_RECORD EXCERPTS_.

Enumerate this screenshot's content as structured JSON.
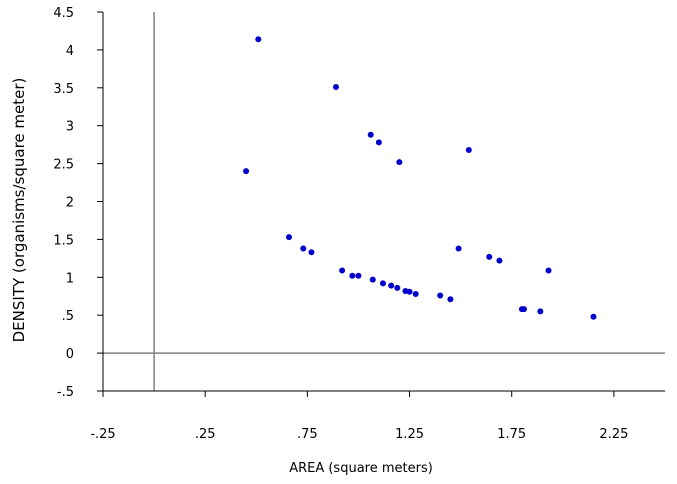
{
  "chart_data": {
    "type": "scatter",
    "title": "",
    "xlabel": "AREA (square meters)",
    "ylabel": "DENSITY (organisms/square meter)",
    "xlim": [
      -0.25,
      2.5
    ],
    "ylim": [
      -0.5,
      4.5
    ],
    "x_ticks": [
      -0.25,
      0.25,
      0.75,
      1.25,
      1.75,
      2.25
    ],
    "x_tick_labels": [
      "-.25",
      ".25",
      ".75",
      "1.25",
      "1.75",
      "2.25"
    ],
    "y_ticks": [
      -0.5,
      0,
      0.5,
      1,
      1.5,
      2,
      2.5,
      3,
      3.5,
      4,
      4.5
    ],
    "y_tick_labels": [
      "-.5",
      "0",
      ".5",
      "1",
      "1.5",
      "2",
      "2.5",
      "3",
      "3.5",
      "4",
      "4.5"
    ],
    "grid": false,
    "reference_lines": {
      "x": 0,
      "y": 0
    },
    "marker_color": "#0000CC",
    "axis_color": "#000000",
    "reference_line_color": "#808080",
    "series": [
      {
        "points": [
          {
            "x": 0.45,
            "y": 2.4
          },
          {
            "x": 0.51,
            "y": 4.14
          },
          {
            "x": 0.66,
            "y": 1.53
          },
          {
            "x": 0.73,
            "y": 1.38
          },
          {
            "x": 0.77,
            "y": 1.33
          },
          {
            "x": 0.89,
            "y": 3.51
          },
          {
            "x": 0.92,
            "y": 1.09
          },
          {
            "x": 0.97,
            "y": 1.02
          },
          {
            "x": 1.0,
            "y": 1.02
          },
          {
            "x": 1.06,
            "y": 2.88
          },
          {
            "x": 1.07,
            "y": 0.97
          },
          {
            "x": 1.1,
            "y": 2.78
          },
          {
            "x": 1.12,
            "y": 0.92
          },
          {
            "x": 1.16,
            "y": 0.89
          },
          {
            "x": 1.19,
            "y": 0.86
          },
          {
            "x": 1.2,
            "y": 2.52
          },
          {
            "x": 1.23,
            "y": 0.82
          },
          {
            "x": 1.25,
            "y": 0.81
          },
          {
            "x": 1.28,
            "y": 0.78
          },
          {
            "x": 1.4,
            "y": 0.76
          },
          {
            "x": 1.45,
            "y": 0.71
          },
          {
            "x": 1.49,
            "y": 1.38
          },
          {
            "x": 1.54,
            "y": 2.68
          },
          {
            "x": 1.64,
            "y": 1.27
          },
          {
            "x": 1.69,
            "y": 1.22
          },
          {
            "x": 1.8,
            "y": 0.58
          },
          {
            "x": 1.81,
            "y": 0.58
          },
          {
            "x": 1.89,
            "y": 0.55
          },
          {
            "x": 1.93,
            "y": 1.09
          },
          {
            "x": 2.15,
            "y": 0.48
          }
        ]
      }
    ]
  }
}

_AIM OF THE TASK_. Return all lines containing the word "square".

_OUTPUT BELOW_.
    "xlabel": "AREA (square meters)",
    "ylabel": "DENSITY (organisms/square meter)",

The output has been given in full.